▶ _The problem_
Your task is to locate every line holding the string "Antichristum" and to copy each of them.

▶ _Material for the task_

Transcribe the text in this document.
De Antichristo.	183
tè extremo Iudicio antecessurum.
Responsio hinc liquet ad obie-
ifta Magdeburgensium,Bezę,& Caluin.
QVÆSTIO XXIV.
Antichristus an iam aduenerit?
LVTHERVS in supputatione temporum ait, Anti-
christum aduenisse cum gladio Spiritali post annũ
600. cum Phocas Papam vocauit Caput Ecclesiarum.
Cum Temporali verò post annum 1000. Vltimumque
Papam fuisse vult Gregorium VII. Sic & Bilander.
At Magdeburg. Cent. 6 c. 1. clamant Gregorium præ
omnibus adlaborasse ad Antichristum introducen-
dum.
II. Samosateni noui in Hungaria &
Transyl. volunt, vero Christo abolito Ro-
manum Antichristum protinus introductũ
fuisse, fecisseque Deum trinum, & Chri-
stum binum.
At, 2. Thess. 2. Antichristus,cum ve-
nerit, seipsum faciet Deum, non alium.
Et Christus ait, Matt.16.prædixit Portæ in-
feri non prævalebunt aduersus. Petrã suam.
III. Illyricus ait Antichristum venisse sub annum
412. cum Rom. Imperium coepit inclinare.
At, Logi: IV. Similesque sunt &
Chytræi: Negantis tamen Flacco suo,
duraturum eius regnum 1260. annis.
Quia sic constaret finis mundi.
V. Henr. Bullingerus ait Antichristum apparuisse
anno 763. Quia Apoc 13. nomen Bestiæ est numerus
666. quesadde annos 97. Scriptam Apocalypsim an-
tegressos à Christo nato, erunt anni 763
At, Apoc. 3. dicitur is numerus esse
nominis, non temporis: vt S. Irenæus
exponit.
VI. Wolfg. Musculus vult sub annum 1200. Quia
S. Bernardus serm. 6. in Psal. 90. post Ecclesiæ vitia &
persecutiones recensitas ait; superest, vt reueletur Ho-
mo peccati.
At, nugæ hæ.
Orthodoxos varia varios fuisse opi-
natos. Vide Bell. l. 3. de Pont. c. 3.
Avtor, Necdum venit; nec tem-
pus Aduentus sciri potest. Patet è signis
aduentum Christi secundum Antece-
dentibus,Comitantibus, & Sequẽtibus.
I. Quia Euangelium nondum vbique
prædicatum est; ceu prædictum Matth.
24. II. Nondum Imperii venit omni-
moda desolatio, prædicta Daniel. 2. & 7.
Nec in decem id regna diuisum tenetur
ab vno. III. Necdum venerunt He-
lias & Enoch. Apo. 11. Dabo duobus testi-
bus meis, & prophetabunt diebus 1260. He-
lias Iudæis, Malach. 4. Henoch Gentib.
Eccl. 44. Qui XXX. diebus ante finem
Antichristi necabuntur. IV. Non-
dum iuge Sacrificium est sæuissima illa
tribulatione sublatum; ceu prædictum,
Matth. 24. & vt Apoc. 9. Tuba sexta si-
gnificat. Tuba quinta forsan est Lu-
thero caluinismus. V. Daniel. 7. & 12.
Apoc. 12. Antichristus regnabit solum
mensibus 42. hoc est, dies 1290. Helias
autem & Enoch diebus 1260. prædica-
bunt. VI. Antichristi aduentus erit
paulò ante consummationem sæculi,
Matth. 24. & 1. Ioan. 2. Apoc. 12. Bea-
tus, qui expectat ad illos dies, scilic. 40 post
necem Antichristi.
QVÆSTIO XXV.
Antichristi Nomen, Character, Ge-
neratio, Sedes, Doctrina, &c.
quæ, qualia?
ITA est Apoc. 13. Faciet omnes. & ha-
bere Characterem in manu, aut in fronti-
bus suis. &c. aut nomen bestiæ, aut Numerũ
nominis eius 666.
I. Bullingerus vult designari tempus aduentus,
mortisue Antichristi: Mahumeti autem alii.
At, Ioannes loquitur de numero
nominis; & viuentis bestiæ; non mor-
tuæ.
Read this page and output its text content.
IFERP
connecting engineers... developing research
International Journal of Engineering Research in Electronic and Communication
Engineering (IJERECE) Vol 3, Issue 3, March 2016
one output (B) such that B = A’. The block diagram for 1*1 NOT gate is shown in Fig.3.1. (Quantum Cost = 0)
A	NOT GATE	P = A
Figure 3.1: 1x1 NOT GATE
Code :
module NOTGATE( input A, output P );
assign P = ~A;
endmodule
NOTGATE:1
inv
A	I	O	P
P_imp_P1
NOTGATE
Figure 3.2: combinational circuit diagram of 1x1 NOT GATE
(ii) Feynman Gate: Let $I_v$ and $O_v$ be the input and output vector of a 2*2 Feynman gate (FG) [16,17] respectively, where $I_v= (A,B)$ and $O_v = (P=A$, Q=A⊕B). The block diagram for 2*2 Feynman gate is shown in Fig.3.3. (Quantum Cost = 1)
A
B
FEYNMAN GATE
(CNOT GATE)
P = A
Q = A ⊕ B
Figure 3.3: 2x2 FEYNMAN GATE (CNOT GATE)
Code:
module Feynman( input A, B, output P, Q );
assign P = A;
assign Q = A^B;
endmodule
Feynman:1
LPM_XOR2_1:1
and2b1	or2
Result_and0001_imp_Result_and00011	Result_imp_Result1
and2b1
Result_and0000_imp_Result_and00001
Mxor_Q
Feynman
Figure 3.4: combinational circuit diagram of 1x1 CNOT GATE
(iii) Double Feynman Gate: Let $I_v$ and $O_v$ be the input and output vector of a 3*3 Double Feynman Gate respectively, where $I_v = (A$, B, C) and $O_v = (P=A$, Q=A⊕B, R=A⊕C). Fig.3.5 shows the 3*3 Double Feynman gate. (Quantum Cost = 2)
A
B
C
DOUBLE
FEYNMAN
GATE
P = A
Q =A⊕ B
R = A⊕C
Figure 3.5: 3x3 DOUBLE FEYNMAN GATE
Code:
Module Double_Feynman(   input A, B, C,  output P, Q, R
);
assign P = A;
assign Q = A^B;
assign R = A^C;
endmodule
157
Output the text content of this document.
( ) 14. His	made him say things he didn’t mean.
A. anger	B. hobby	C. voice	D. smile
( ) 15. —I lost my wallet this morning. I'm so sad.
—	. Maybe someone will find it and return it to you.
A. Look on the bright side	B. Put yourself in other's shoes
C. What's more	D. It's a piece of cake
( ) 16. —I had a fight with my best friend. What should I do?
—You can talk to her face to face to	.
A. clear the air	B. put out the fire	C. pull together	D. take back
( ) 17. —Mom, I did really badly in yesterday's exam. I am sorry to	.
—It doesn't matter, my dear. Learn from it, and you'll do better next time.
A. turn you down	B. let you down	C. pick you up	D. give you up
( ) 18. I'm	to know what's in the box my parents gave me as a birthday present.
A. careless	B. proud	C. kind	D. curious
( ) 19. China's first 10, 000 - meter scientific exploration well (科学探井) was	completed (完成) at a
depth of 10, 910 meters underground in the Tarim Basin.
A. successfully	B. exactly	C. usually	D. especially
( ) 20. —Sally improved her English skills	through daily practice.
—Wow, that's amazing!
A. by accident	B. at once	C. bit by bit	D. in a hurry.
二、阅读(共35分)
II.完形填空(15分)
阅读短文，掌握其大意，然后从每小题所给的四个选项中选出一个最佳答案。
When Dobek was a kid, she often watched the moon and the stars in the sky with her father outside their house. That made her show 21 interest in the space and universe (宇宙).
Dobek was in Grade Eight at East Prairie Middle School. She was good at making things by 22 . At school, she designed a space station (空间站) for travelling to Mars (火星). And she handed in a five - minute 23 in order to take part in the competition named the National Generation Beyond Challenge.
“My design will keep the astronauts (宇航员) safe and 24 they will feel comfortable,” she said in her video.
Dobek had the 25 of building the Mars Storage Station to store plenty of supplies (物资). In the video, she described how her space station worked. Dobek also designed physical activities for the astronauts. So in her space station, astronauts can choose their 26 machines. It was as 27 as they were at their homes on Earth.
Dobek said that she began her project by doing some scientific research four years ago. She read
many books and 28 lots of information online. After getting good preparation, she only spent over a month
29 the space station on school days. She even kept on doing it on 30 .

▶ _Output for this task_
omnibus adlaborasse ad Antichristum introducen-
manum Antichristum protinus introductũ
III. Illyricus ait Antichristum venisse sub annum
V. Henr. Bullingerus ait Antichristum apparuisse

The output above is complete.